Requirements >> Repeat the entries below exactly as they appear, with no pictures.

Stored dataset items
· · · · · · ·

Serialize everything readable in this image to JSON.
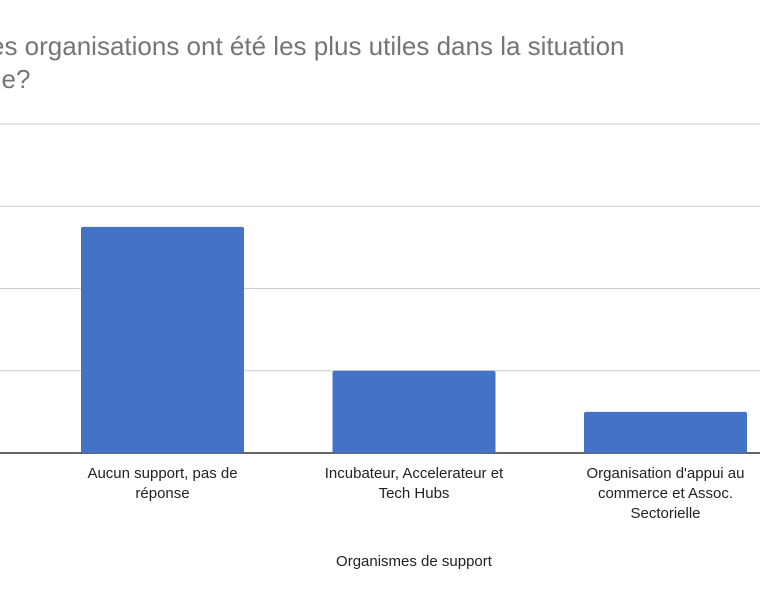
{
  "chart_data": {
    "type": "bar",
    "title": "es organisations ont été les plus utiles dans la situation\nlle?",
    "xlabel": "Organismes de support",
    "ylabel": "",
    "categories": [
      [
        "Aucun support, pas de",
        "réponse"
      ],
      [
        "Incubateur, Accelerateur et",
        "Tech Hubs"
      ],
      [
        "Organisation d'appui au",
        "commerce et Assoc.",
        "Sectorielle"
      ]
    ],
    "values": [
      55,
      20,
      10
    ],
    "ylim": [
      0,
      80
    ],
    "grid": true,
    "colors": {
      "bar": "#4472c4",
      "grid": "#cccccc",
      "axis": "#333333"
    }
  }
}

· · · · · · ·

Expected answer >>
Serialize everything readable in this image to JSON.
{
  "chart_data": {
    "type": "bar",
    "title": "es organisations ont été les plus utiles dans la situation\nlle?",
    "xlabel": "Organismes de support",
    "ylabel": "",
    "categories": [
      [
        "Aucun support, pas de",
        "réponse"
      ],
      [
        "Incubateur, Accelerateur et",
        "Tech Hubs"
      ],
      [
        "Organisation d'appui au",
        "commerce et Assoc.",
        "Sectorielle"
      ]
    ],
    "values": [
      55,
      20,
      10
    ],
    "ylim": [
      0,
      80
    ],
    "grid": true,
    "colors": {
      "bar": "#4472c4",
      "grid": "#cccccc",
      "axis": "#333333"
    }
  }
}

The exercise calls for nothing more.